Type out the data exactly as given. Skip any image.

=-=-=-=-=

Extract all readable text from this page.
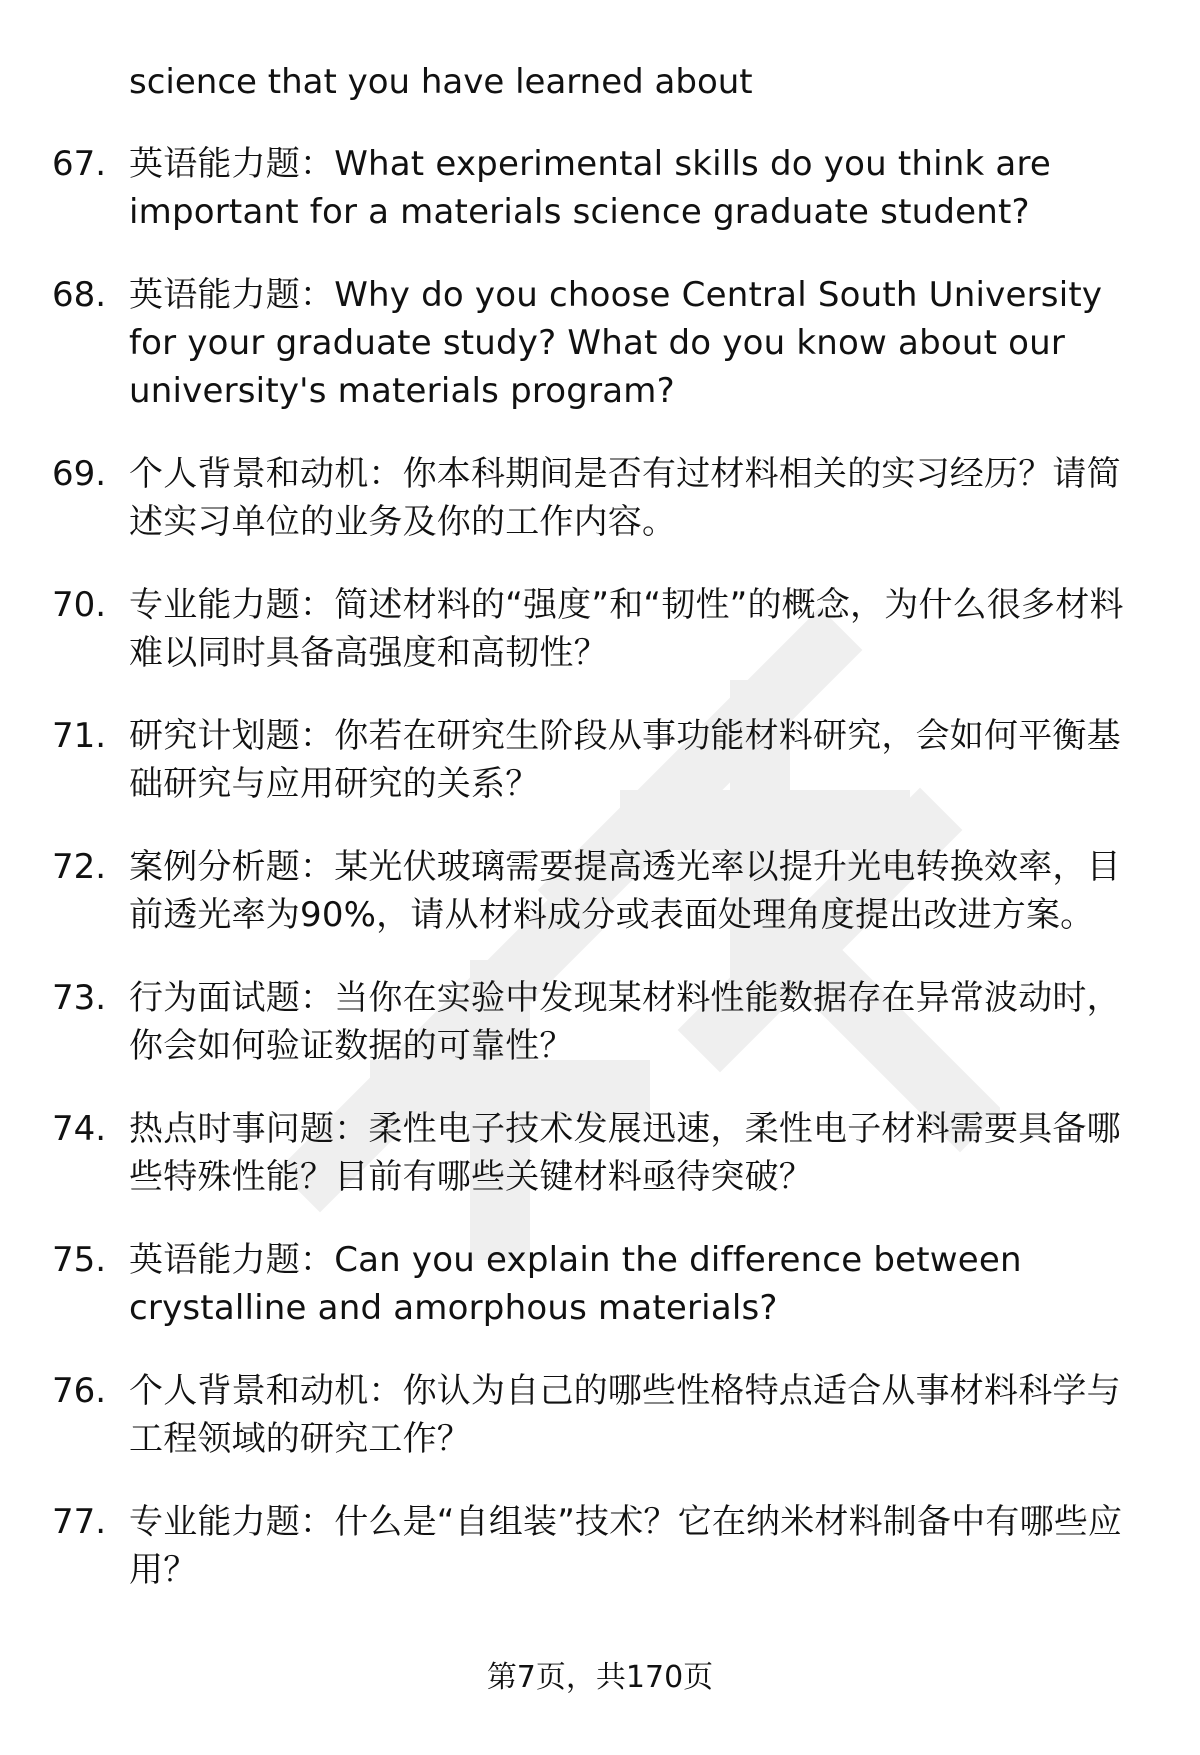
science that you have learned about
67. 英语能力题：What experimental skills do you think are important for a materials science graduate student?
68. 英语能力题：Why do you choose Central South University for your graduate study? What do you know about our university's materials program?
69. 个人背景和动机：你本科期间是否有过材料相关的实习经历？请简述实习单位的业务及你的工作内容。
70. 专业能力题：简述材料的“强度”和“韧性”的概念，为什么很多材料难以同时具备高强度和高韧性？
71. 研究计划题：你若在研究生阶段从事功能材料研究，会如何平衡基础研究与应用研究的关系？
72. 案例分析题：某光伏玻璃需要提高透光率以提升光电转换效率，目前透光率为90%，请从材料成分或表面处理角度提出改进方案。
73. 行为面试题：当你在实验中发现某材料性能数据存在异常波动时，你会如何验证数据的可靠性？
74. 热点时事问题：柔性电子技术发展迅速，柔性电子材料需要具备哪些特殊性能？目前有哪些关键材料亟待突破？
75. 英语能力题：Can you explain the difference between crystalline and amorphous materials?
76. 个人背景和动机：你认为自己的哪些性格特点适合从事材料科学与工程领域的研究工作？
77. 专业能力题：什么是“自组装”技术？它在纳米材料制备中有哪些应用？
第7页，共170页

=-=-=-=-=

◆ In response
Extract all readable text from this page.
science that you have learned about
67. 英语能力题：What experimental skills do you think are important for a materials science graduate student?
68. 英语能力题：Why do you choose Central South University for your graduate study? What do you know about our university's materials program?
69. 个人背景和动机：你本科期间是否有过材料相关的实习经历？请简述实习单位的业务及你的工作内容。
70. 专业能力题：简述材料的“强度”和“韧性”的概念，为什么很多材料难以同时具备高强度和高韧性？
71. 研究计划题：你若在研究生阶段从事功能材料研究，会如何平衡基础研究与应用研究的关系？
72. 案例分析题：某光伏玻璃需要提高透光率以提升光电转换效率，目前透光率为90%，请从材料成分或表面处理角度提出改进方案。
73. 行为面试题：当你在实验中发现某材料性能数据存在异常波动时，你会如何验证数据的可靠性？
74. 热点时事问题：柔性电子技术发展迅速，柔性电子材料需要具备哪些特殊性能？目前有哪些关键材料亟待突破？
75. 英语能力题：Can you explain the difference between crystalline and amorphous materials?
76. 个人背景和动机：你认为自己的哪些性格特点适合从事材料科学与工程领域的研究工作？
77. 专业能力题：什么是“自组装”技术？它在纳米材料制备中有哪些应用？
第7页，共170页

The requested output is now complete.